All of the data should be output character for character, except the pictures.

▶ _Records from a data collection_

§

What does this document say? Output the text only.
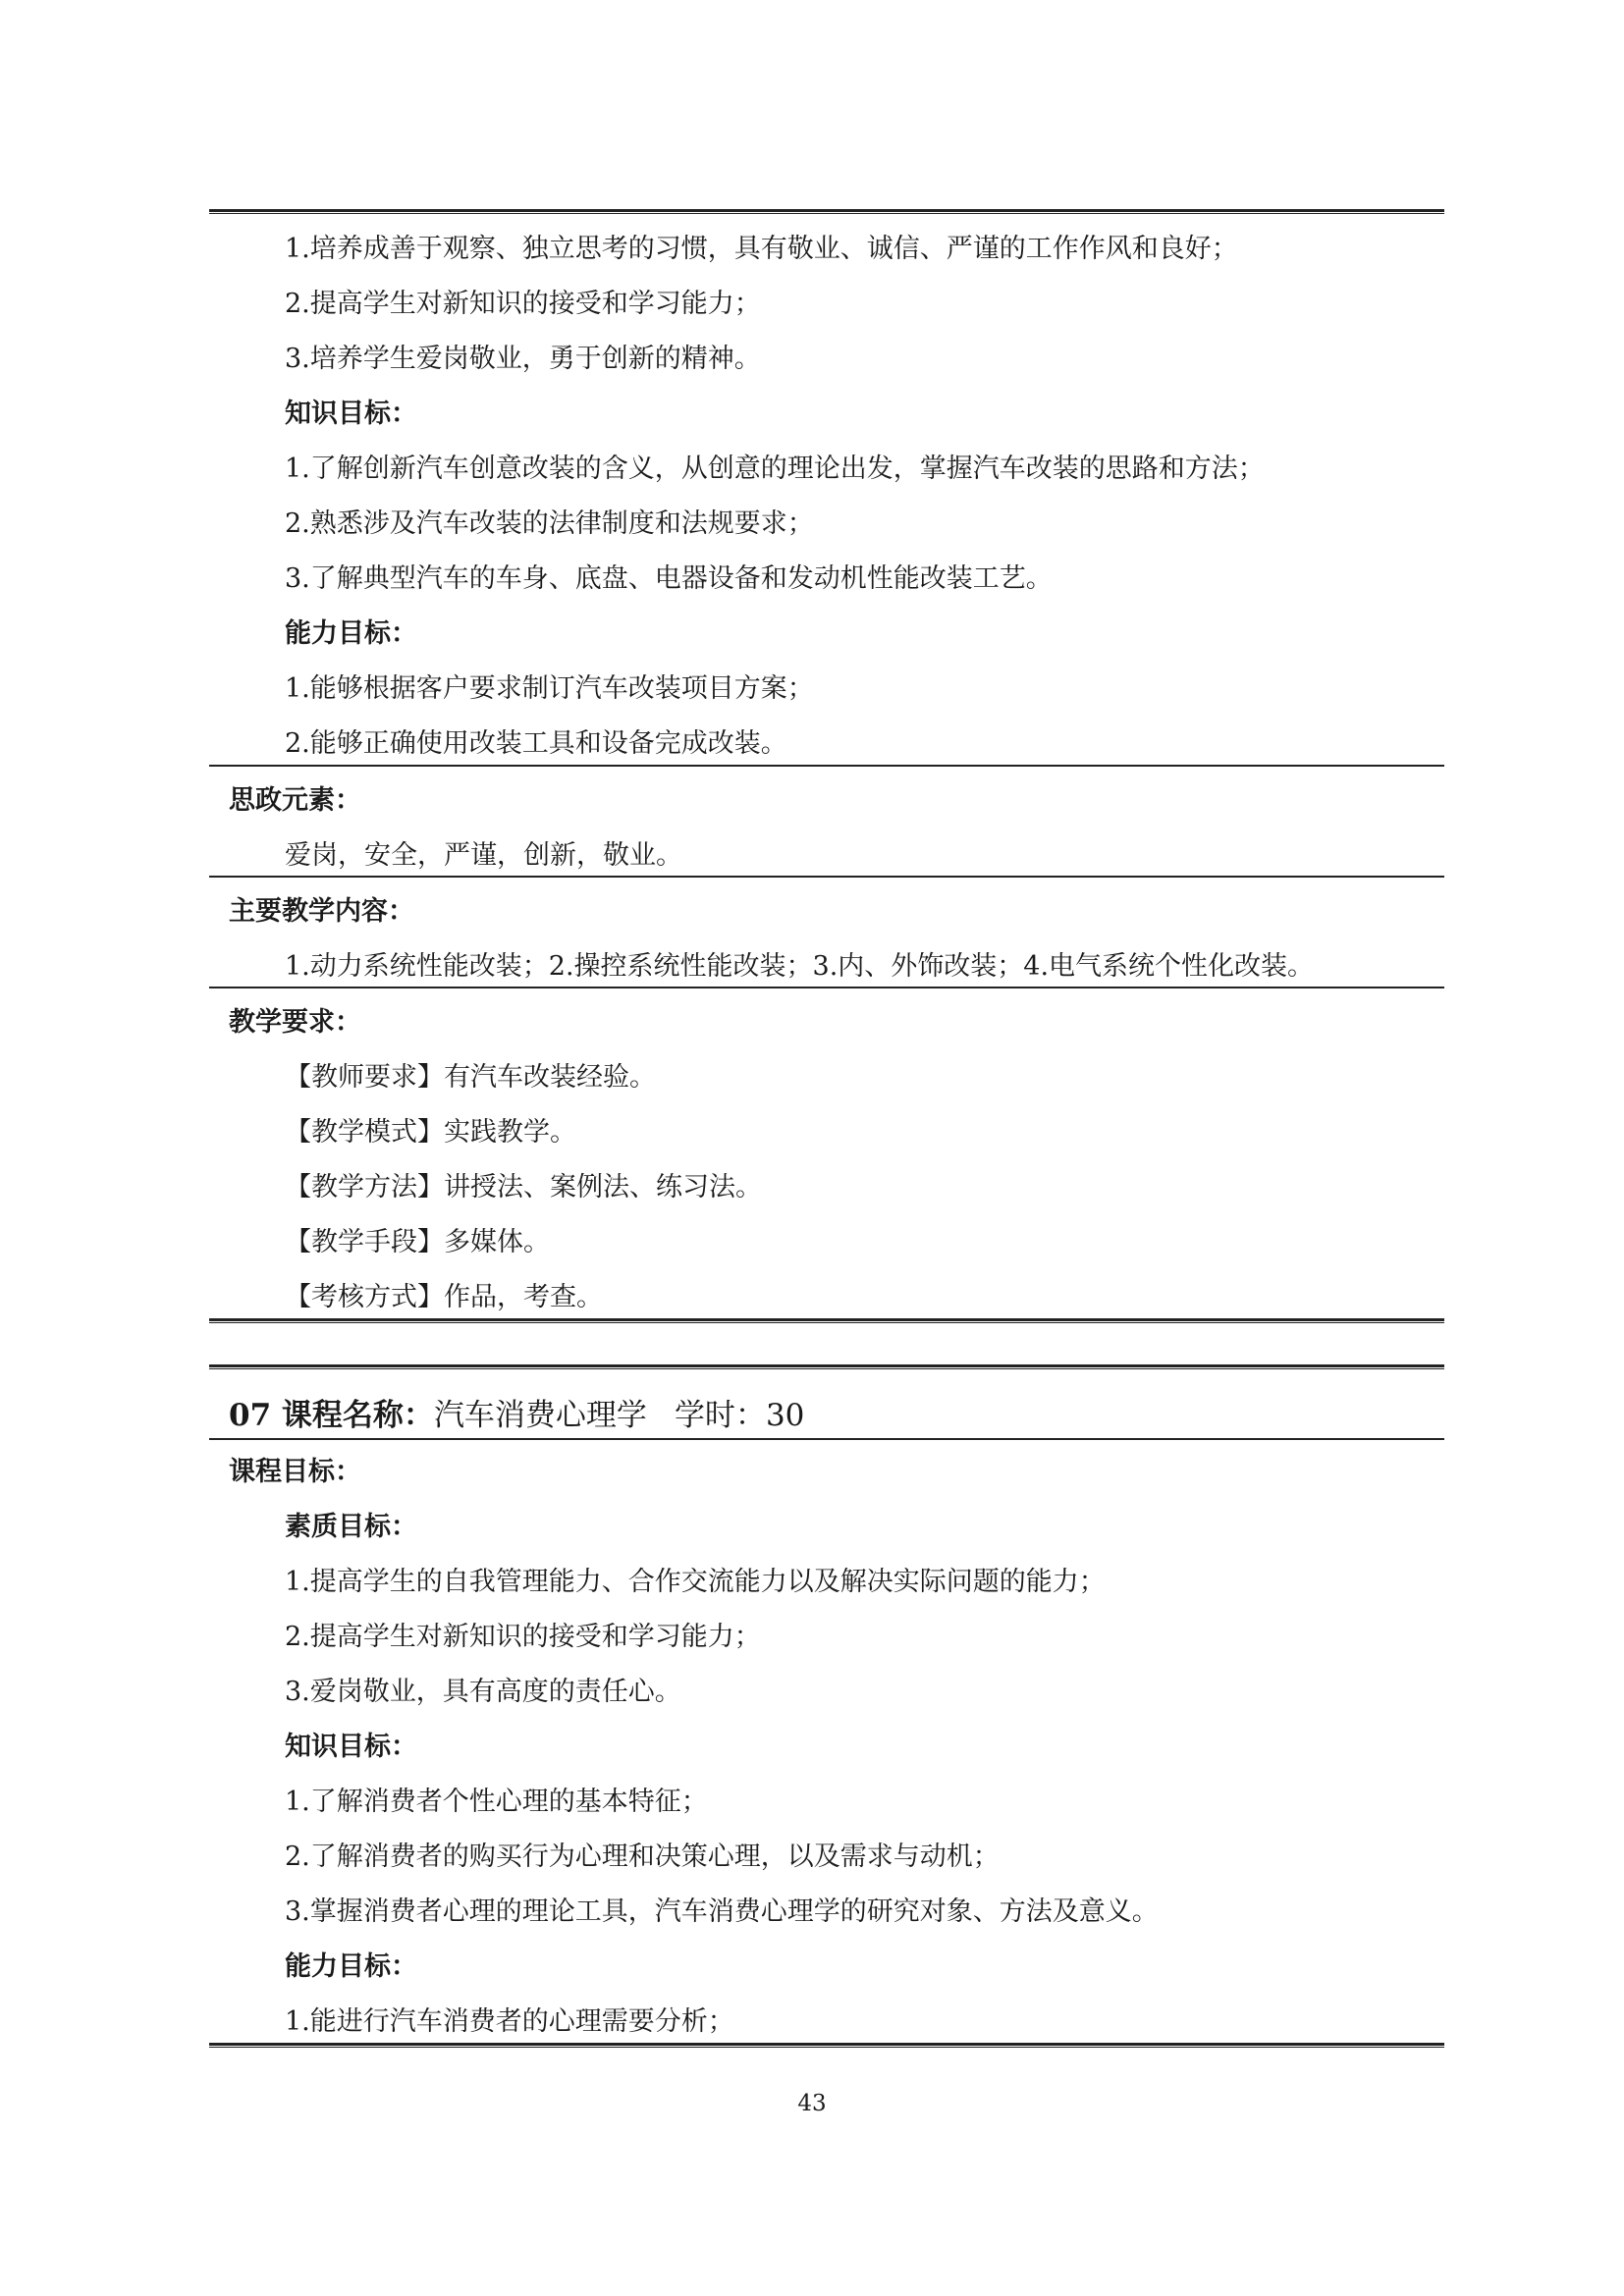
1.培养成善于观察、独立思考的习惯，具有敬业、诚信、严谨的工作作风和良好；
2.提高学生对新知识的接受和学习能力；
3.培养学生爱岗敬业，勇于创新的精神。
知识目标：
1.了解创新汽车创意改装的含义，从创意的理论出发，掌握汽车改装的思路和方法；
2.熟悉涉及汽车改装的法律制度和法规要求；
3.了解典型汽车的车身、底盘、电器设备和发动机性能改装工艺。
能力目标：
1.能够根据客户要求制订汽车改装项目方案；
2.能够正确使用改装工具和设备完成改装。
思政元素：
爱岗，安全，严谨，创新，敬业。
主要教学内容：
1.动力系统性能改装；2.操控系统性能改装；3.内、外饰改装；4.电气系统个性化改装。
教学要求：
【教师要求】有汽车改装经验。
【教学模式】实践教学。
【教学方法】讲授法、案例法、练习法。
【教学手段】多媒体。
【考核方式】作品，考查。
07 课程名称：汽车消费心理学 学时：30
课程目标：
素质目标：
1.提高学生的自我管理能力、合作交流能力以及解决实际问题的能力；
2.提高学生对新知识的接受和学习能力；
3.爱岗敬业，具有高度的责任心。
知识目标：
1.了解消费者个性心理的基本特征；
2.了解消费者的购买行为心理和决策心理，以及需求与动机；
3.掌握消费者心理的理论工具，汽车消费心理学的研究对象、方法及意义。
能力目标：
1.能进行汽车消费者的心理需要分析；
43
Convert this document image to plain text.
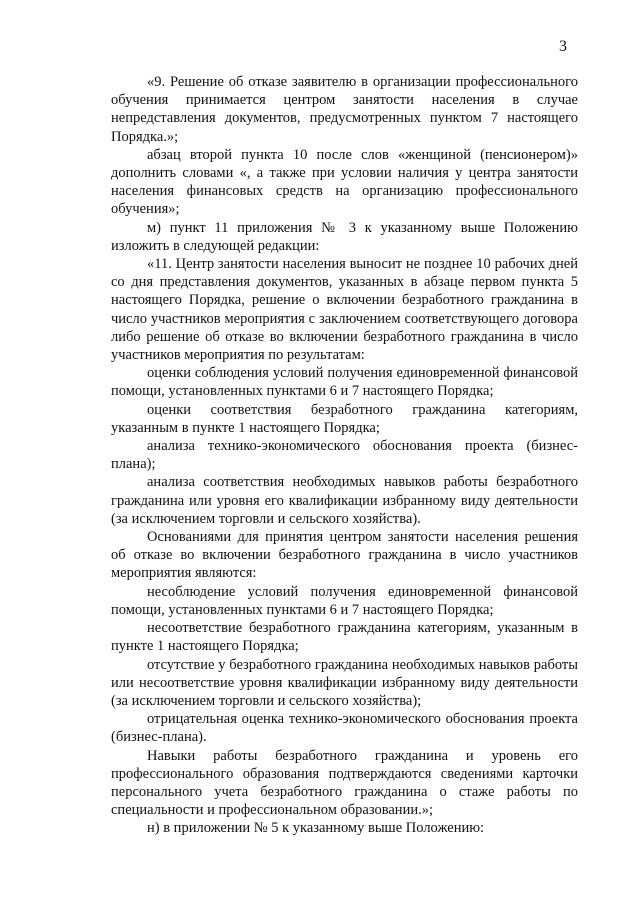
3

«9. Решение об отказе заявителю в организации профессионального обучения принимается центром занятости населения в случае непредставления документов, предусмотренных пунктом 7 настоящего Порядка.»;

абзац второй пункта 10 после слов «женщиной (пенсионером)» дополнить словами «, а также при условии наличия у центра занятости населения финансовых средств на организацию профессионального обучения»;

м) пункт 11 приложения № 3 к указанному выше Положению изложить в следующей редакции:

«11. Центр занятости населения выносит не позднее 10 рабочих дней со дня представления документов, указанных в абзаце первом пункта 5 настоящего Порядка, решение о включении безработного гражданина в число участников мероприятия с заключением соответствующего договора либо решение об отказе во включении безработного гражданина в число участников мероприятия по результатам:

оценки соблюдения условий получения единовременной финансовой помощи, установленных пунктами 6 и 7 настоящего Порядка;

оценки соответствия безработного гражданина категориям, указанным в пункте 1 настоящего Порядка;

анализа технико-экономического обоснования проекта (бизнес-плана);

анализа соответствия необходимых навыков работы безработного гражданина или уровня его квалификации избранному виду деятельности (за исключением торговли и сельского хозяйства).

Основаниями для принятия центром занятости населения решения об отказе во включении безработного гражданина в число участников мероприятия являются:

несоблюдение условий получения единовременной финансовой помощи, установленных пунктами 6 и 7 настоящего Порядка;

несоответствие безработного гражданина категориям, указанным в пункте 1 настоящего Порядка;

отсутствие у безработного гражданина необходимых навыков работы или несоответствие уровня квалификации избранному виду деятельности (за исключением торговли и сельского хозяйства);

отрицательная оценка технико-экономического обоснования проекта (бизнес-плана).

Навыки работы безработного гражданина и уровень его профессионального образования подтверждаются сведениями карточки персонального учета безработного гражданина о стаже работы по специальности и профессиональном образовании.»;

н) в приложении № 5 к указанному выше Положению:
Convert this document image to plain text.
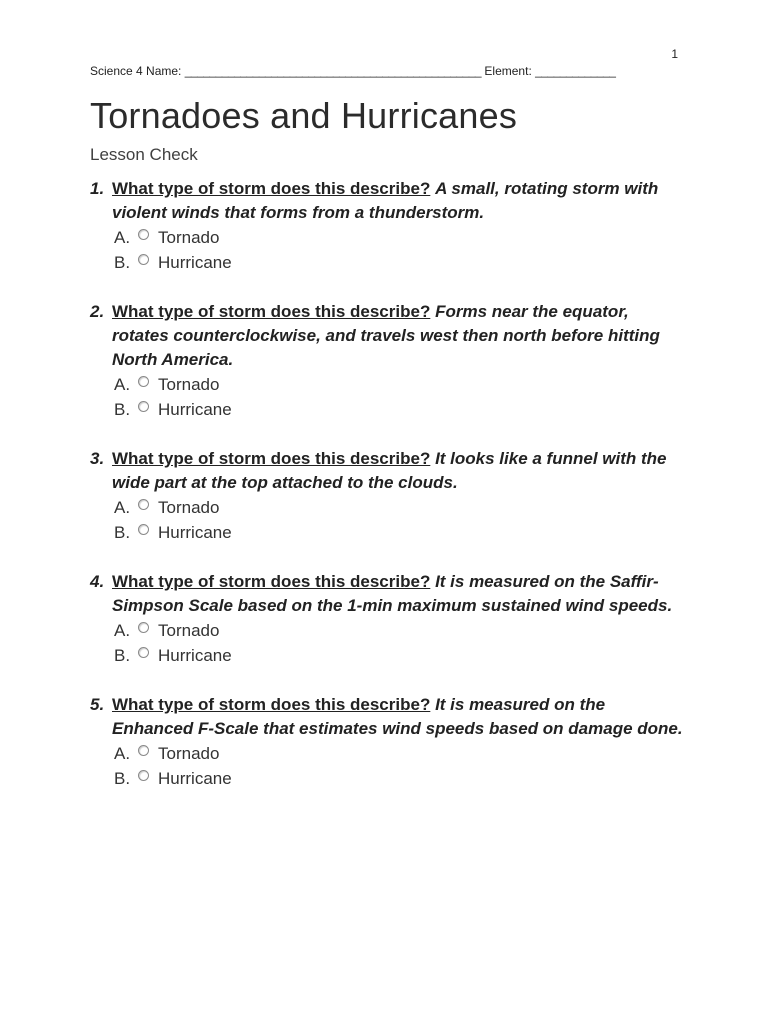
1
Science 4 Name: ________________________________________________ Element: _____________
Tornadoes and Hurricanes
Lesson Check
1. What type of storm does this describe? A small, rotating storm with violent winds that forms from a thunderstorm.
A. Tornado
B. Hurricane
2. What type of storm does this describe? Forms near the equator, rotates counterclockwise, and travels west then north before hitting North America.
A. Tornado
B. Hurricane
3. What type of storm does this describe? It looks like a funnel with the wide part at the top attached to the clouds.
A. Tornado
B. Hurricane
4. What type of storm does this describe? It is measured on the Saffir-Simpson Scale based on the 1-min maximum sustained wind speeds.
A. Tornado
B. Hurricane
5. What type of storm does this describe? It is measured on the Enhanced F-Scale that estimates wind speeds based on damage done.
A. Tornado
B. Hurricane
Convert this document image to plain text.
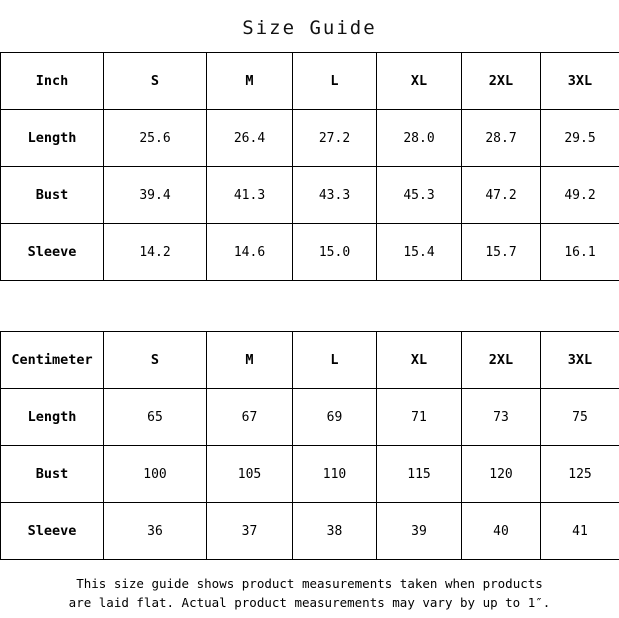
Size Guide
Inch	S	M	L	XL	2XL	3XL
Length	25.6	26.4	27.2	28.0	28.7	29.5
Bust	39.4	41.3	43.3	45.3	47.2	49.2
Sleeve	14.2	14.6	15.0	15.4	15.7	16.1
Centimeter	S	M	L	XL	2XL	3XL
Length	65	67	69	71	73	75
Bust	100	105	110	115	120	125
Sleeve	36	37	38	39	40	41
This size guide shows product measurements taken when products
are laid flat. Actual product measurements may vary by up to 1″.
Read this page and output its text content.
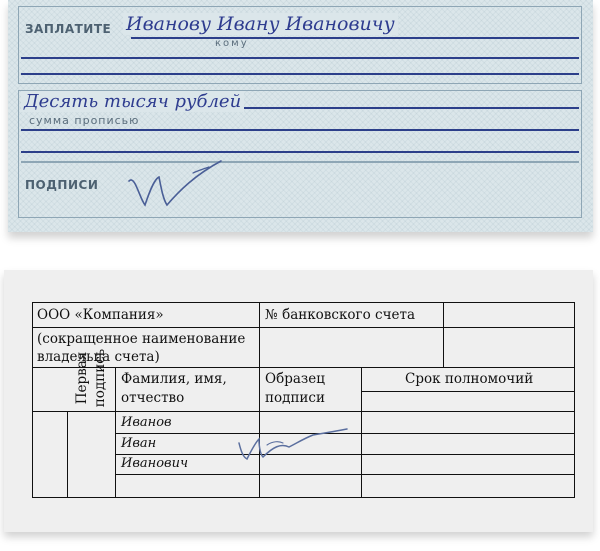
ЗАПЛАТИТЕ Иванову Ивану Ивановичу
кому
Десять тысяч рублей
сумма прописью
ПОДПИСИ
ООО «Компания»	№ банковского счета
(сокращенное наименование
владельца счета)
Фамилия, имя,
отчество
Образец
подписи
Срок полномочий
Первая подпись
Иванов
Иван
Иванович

§

▶ _Problem solution_
What does this document say? Output the text only.
1.培养成善于观察、独立思考的习惯，具有敬业、诚信、严谨的工作作风和良好；
2.提高学生对新知识的接受和学习能力；
3.培养学生爱岗敬业，勇于创新的精神。
知识目标：
1.了解创新汽车创意改装的含义，从创意的理论出发，掌握汽车改装的思路和方法；
2.熟悉涉及汽车改装的法律制度和法规要求；
3.了解典型汽车的车身、底盘、电器设备和发动机性能改装工艺。
能力目标：
1.能够根据客户要求制订汽车改装项目方案；
2.能够正确使用改装工具和设备完成改装。
思政元素：
爱岗，安全，严谨，创新，敬业。
主要教学内容：
1.动力系统性能改装；2.操控系统性能改装；3.内、外饰改装；4.电气系统个性化改装。
教学要求：
【教师要求】有汽车改装经验。
【教学模式】实践教学。
【教学方法】讲授法、案例法、练习法。
【教学手段】多媒体。
【考核方式】作品，考查。
07 课程名称：汽车消费心理学 学时：30
课程目标：
素质目标：
1.提高学生的自我管理能力、合作交流能力以及解决实际问题的能力；
2.提高学生对新知识的接受和学习能力；
3.爱岗敬业，具有高度的责任心。
知识目标：
1.了解消费者个性心理的基本特征；
2.了解消费者的购买行为心理和决策心理，以及需求与动机；
3.掌握消费者心理的理论工具，汽车消费心理学的研究对象、方法及意义。
能力目标：
1.能进行汽车消费者的心理需要分析；
43
Convert this document image to plain text.
3

«9. Решение об отказе заявителю в организации профессионального обучения принимается центром занятости населения в случае непредставления документов, предусмотренных пунктом 7 настоящего Порядка.»;

абзац второй пункта 10 после слов «женщиной (пенсионером)» дополнить словами «, а также при условии наличия у центра занятости населения финансовых средств на организацию профессионального обучения»;

м) пункт 11 приложения № 3 к указанному выше Положению изложить в следующей редакции:

«11. Центр занятости населения выносит не позднее 10 рабочих дней со дня представления документов, указанных в абзаце первом пункта 5 настоящего Порядка, решение о включении безработного гражданина в число участников мероприятия с заключением соответствующего договора либо решение об отказе во включении безработного гражданина в число участников мероприятия по результатам:

оценки соблюдения условий получения единовременной финансовой помощи, установленных пунктами 6 и 7 настоящего Порядка;

оценки соответствия безработного гражданина категориям, указанным в пункте 1 настоящего Порядка;

анализа технико-экономического обоснования проекта (бизнес-плана);

анализа соответствия необходимых навыков работы безработного гражданина или уровня его квалификации избранному виду деятельности (за исключением торговли и сельского хозяйства).

Основаниями для принятия центром занятости населения решения об отказе во включении безработного гражданина в число участников мероприятия являются:

несоблюдение условий получения единовременной финансовой помощи, установленных пунктами 6 и 7 настоящего Порядка;

несоответствие безработного гражданина категориям, указанным в пункте 1 настоящего Порядка;

отсутствие у безработного гражданина необходимых навыков работы или несоответствие уровня квалификации избранному виду деятельности (за исключением торговли и сельского хозяйства);

отрицательная оценка технико-экономического обоснования проекта (бизнес-плана).

Навыки работы безработного гражданина и уровень его профессионального образования подтверждаются сведениями карточки персонального учета безработного гражданина о стаже работы по специальности и профессиональном образовании.»;

н) в приложении № 5 к указанному выше Положению:
Convert this document image to plain text.
1
Science 4 Name: ________________________________________________ Element: _____________
Tornadoes and Hurricanes
Lesson Check
1. What type of storm does this describe? A small, rotating storm with violent winds that forms from a thunderstorm.
A. Tornado
B. Hurricane
2. What type of storm does this describe? Forms near the equator, rotates counterclockwise, and travels west then north before hitting North America.
A. Tornado
B. Hurricane
3. What type of storm does this describe? It looks like a funnel with the wide part at the top attached to the clouds.
A. Tornado
B. Hurricane
4. What type of storm does this describe? It is measured on the Saffir-Simpson Scale based on the 1-min maximum sustained wind speeds.
A. Tornado
B. Hurricane
5. What type of storm does this describe? It is measured on the Enhanced F-Scale that estimates wind speeds based on damage done.
A. Tornado
B. Hurricane
Convert this document image to plain text.
Size Guide
Inch	S	M	L	XL	2XL	3XL
Length	25.6	26.4	27.2	28.0	28.7	29.5
Bust	39.4	41.3	43.3	45.3	47.2	49.2
Sleeve	14.2	14.6	15.0	15.4	15.7	16.1
Centimeter	S	M	L	XL	2XL	3XL
Length	65	67	69	71	73	75
Bust	100	105	110	115	120	125
Sleeve	36	37	38	39	40	41
This size guide shows product measurements taken when products
are laid flat. Actual product measurements may vary by up to 1″.
Read this page and output its text content.
ЗАПЛАТИТЕ Иванову Ивану Ивановичу
кому
Десять тысяч рублей
сумма прописью
ПОДПИСИ
ООО «Компания»	№ банковского счета
(сокращенное наименование
владельца счета)
Фамилия, имя,
отчество
Образец
подписи
Срок полномочий
Первая подпись
Иванов
Иван
Иванович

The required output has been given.